- **YOUR GOAL**: Transcribe the listing below word for word.

- **TASK MATERIAL**:

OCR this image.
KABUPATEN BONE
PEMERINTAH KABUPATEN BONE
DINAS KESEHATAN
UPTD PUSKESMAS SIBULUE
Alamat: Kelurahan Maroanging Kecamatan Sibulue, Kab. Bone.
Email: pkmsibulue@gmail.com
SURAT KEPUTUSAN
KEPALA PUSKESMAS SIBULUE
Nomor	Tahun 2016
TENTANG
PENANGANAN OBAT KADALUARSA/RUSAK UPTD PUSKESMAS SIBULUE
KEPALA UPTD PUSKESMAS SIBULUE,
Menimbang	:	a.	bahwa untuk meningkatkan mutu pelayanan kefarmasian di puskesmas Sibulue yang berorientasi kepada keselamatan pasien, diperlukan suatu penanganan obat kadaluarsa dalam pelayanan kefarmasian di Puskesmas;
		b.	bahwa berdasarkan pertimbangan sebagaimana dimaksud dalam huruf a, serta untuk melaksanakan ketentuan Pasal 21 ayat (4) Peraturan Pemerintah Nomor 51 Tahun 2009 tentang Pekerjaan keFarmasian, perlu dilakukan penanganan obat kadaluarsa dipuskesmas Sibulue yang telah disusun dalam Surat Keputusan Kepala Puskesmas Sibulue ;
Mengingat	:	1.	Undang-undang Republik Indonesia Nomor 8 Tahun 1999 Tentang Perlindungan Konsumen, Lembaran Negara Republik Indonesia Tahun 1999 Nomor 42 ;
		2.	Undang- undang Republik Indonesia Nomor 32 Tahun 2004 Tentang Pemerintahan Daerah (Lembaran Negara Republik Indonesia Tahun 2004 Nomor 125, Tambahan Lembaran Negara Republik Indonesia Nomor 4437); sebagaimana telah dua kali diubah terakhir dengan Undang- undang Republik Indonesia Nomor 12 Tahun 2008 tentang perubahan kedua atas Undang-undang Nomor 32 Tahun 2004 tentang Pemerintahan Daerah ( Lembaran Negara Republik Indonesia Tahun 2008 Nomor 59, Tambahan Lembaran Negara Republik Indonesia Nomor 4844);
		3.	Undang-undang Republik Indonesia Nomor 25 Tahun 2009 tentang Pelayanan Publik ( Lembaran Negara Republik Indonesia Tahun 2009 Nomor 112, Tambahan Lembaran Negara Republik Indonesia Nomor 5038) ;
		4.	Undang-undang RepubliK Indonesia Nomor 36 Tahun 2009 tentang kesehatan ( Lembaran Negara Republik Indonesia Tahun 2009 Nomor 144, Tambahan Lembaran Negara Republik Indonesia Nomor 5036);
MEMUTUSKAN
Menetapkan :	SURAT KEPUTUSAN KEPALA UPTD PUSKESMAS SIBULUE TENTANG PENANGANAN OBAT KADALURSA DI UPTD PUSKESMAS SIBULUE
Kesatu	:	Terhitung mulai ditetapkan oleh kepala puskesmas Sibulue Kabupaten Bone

- **ANSWER IN FULL**:
OCR this image.
KABUPATEN BONE
PEMERINTAH KABUPATEN BONE
DINAS KESEHATAN
UPTD PUSKESMAS SIBULUE
Alamat: Kelurahan Maroanging Kecamatan Sibulue, Kab. Bone.
Email: pkmsibulue@gmail.com
SURAT KEPUTUSAN
KEPALA PUSKESMAS SIBULUE
Nomor	Tahun 2016
TENTANG
PENANGANAN OBAT KADALUARSA/RUSAK UPTD PUSKESMAS SIBULUE
KEPALA UPTD PUSKESMAS SIBULUE,
Menimbang	:	a.	bahwa untuk meningkatkan mutu pelayanan kefarmasian di puskesmas Sibulue yang berorientasi kepada keselamatan pasien, diperlukan suatu penanganan obat kadaluarsa dalam pelayanan kefarmasian di Puskesmas;
		b.	bahwa berdasarkan pertimbangan sebagaimana dimaksud dalam huruf a, serta untuk melaksanakan ketentuan Pasal 21 ayat (4) Peraturan Pemerintah Nomor 51 Tahun 2009 tentang Pekerjaan keFarmasian, perlu dilakukan penanganan obat kadaluarsa dipuskesmas Sibulue yang telah disusun dalam Surat Keputusan Kepala Puskesmas Sibulue ;
Mengingat	:	1.	Undang-undang Republik Indonesia Nomor 8 Tahun 1999 Tentang Perlindungan Konsumen, Lembaran Negara Republik Indonesia Tahun 1999 Nomor 42 ;
		2.	Undang- undang Republik Indonesia Nomor 32 Tahun 2004 Tentang Pemerintahan Daerah (Lembaran Negara Republik Indonesia Tahun 2004 Nomor 125, Tambahan Lembaran Negara Republik Indonesia Nomor 4437); sebagaimana telah dua kali diubah terakhir dengan Undang- undang Republik Indonesia Nomor 12 Tahun 2008 tentang perubahan kedua atas Undang-undang Nomor 32 Tahun 2004 tentang Pemerintahan Daerah ( Lembaran Negara Republik Indonesia Tahun 2008 Nomor 59, Tambahan Lembaran Negara Republik Indonesia Nomor 4844);
		3.	Undang-undang Republik Indonesia Nomor 25 Tahun 2009 tentang Pelayanan Publik ( Lembaran Negara Republik Indonesia Tahun 2009 Nomor 112, Tambahan Lembaran Negara Republik Indonesia Nomor 5038) ;
		4.	Undang-undang RepubliK Indonesia Nomor 36 Tahun 2009 tentang kesehatan ( Lembaran Negara Republik Indonesia Tahun 2009 Nomor 144, Tambahan Lembaran Negara Republik Indonesia Nomor 5036);
MEMUTUSKAN
Menetapkan :	SURAT KEPUTUSAN KEPALA UPTD PUSKESMAS SIBULUE TENTANG PENANGANAN OBAT KADALURSA DI UPTD PUSKESMAS SIBULUE
Kesatu	:	Terhitung mulai ditetapkan oleh kepala puskesmas Sibulue Kabupaten Bone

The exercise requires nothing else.